◆ Objective ◆
Output every line below exactly.

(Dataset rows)
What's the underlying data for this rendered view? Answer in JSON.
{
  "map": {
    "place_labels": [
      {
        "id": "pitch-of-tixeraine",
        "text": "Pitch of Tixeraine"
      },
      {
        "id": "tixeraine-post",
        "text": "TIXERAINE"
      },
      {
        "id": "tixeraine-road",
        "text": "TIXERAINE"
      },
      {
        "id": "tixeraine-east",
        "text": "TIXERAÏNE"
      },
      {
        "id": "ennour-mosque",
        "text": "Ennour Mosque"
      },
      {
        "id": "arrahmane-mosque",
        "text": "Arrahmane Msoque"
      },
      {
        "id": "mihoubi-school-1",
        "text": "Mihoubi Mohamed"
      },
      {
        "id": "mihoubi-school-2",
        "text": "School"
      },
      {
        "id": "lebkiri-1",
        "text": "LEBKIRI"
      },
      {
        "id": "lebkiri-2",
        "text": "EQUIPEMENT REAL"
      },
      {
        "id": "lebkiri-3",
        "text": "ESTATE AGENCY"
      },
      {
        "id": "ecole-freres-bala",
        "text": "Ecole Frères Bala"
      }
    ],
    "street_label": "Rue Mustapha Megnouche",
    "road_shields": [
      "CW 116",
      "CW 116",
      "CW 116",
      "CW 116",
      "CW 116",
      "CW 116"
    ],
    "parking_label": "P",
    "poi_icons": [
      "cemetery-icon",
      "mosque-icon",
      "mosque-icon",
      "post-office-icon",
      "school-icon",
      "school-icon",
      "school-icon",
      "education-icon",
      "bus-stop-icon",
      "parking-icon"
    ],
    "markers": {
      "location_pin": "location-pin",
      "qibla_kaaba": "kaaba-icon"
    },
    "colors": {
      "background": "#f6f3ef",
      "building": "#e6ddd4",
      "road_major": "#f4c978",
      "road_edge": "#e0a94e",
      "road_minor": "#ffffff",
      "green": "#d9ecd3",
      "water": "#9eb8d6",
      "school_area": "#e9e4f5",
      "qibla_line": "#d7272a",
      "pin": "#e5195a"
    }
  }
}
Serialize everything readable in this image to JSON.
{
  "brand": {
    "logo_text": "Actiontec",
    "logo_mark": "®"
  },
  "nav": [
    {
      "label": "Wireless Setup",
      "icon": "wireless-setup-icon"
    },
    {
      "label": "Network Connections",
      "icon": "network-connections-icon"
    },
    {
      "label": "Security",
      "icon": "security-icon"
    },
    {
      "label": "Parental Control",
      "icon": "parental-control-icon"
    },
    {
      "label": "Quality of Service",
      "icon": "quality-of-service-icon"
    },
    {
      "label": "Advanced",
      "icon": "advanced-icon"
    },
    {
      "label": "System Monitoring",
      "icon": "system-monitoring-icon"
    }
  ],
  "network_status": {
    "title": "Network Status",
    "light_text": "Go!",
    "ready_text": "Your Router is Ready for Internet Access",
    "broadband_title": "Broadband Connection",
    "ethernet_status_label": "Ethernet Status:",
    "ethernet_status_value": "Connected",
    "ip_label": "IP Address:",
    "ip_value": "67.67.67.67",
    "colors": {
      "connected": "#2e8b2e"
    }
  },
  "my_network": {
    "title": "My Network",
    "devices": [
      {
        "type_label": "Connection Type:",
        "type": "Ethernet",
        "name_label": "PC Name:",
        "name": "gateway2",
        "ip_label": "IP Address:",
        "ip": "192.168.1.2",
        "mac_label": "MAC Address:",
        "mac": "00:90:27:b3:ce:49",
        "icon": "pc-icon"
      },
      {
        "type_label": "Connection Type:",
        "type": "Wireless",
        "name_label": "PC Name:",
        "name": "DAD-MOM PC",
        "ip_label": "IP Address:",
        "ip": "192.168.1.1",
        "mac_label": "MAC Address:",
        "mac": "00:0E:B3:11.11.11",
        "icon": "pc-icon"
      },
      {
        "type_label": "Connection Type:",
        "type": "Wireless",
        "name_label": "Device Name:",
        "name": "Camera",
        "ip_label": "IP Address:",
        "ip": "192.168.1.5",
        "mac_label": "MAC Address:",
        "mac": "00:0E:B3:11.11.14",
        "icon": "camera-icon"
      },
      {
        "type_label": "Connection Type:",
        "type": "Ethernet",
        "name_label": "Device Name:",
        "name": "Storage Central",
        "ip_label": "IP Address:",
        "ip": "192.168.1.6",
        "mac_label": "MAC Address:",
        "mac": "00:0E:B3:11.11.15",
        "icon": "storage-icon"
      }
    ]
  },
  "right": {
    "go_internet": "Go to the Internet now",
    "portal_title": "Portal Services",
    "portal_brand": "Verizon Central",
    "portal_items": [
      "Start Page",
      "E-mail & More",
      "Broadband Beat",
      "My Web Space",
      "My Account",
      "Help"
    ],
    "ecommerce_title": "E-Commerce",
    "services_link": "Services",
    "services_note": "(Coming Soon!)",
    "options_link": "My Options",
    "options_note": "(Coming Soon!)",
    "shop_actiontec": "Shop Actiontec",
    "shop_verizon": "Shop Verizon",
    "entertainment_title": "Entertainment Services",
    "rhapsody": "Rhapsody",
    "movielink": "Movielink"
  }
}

◆ Written answer ◆
What's the underlying data for this rendered view? Answer in JSON.
{
  "map": {
    "place_labels": [
      {
        "id": "pitch-of-tixeraine",
        "text": "Pitch of Tixeraine"
      },
      {
        "id": "tixeraine-post",
        "text": "TIXERAINE"
      },
      {
        "id": "tixeraine-road",
        "text": "TIXERAINE"
      },
      {
        "id": "tixeraine-east",
        "text": "TIXERAÏNE"
      },
      {
        "id": "ennour-mosque",
        "text": "Ennour Mosque"
      },
      {
        "id": "arrahmane-mosque",
        "text": "Arrahmane Msoque"
      },
      {
        "id": "mihoubi-school-1",
        "text": "Mihoubi Mohamed"
      },
      {
        "id": "mihoubi-school-2",
        "text": "School"
      },
      {
        "id": "lebkiri-1",
        "text": "LEBKIRI"
      },
      {
        "id": "lebkiri-2",
        "text": "EQUIPEMENT REAL"
      },
      {
        "id": "lebkiri-3",
        "text": "ESTATE AGENCY"
      },
      {
        "id": "ecole-freres-bala",
        "text": "Ecole Frères Bala"
      }
    ],
    "street_label": "Rue Mustapha Megnouche",
    "road_shields": [
      "CW 116",
      "CW 116",
      "CW 116",
      "CW 116",
      "CW 116",
      "CW 116"
    ],
    "parking_label": "P",
    "poi_icons": [
      "cemetery-icon",
      "mosque-icon",
      "mosque-icon",
      "post-office-icon",
      "school-icon",
      "school-icon",
      "school-icon",
      "education-icon",
      "bus-stop-icon",
      "parking-icon"
    ],
    "markers": {
      "location_pin": "location-pin",
      "qibla_kaaba": "kaaba-icon"
    },
    "colors": {
      "background": "#f6f3ef",
      "building": "#e6ddd4",
      "road_major": "#f4c978",
      "road_edge": "#e0a94e",
      "road_minor": "#ffffff",
      "green": "#d9ecd3",
      "water": "#9eb8d6",
      "school_area": "#e9e4f5",
      "qibla_line": "#d7272a",
      "pin": "#e5195a"
    }
  }
}
Serialize everything readable in this image to JSON.
{
  "brand": {
    "logo_text": "Actiontec",
    "logo_mark": "®"
  },
  "nav": [
    {
      "label": "Wireless Setup",
      "icon": "wireless-setup-icon"
    },
    {
      "label": "Network Connections",
      "icon": "network-connections-icon"
    },
    {
      "label": "Security",
      "icon": "security-icon"
    },
    {
      "label": "Parental Control",
      "icon": "parental-control-icon"
    },
    {
      "label": "Quality of Service",
      "icon": "quality-of-service-icon"
    },
    {
      "label": "Advanced",
      "icon": "advanced-icon"
    },
    {
      "label": "System Monitoring",
      "icon": "system-monitoring-icon"
    }
  ],
  "network_status": {
    "title": "Network Status",
    "light_text": "Go!",
    "ready_text": "Your Router is Ready for Internet Access",
    "broadband_title": "Broadband Connection",
    "ethernet_status_label": "Ethernet Status:",
    "ethernet_status_value": "Connected",
    "ip_label": "IP Address:",
    "ip_value": "67.67.67.67",
    "colors": {
      "connected": "#2e8b2e"
    }
  },
  "my_network": {
    "title": "My Network",
    "devices": [
      {
        "type_label": "Connection Type:",
        "type": "Ethernet",
        "name_label": "PC Name:",
        "name": "gateway2",
        "ip_label": "IP Address:",
        "ip": "192.168.1.2",
        "mac_label": "MAC Address:",
        "mac": "00:90:27:b3:ce:49",
        "icon": "pc-icon"
      },
      {
        "type_label": "Connection Type:",
        "type": "Wireless",
        "name_label": "PC Name:",
        "name": "DAD-MOM PC",
        "ip_label": "IP Address:",
        "ip": "192.168.1.1",
        "mac_label": "MAC Address:",
        "mac": "00:0E:B3:11.11.11",
        "icon": "pc-icon"
      },
      {
        "type_label": "Connection Type:",
        "type": "Wireless",
        "name_label": "Device Name:",
        "name": "Camera",
        "ip_label": "IP Address:",
        "ip": "192.168.1.5",
        "mac_label": "MAC Address:",
        "mac": "00:0E:B3:11.11.14",
        "icon": "camera-icon"
      },
      {
        "type_label": "Connection Type:",
        "type": "Ethernet",
        "name_label": "Device Name:",
        "name": "Storage Central",
        "ip_label": "IP Address:",
        "ip": "192.168.1.6",
        "mac_label": "MAC Address:",
        "mac": "00:0E:B3:11.11.15",
        "icon": "storage-icon"
      }
    ]
  },
  "right": {
    "go_internet": "Go to the Internet now",
    "portal_title": "Portal Services",
    "portal_brand": "Verizon Central",
    "portal_items": [
      "Start Page",
      "E-mail & More",
      "Broadband Beat",
      "My Web Space",
      "My Account",
      "Help"
    ],
    "ecommerce_title": "E-Commerce",
    "services_link": "Services",
    "services_note": "(Coming Soon!)",
    "options_link": "My Options",
    "options_note": "(Coming Soon!)",
    "shop_actiontec": "Shop Actiontec",
    "shop_verizon": "Shop Verizon",
    "entertainment_title": "Entertainment Services",
    "rhapsody": "Rhapsody",
    "movielink": "Movielink"
  }
}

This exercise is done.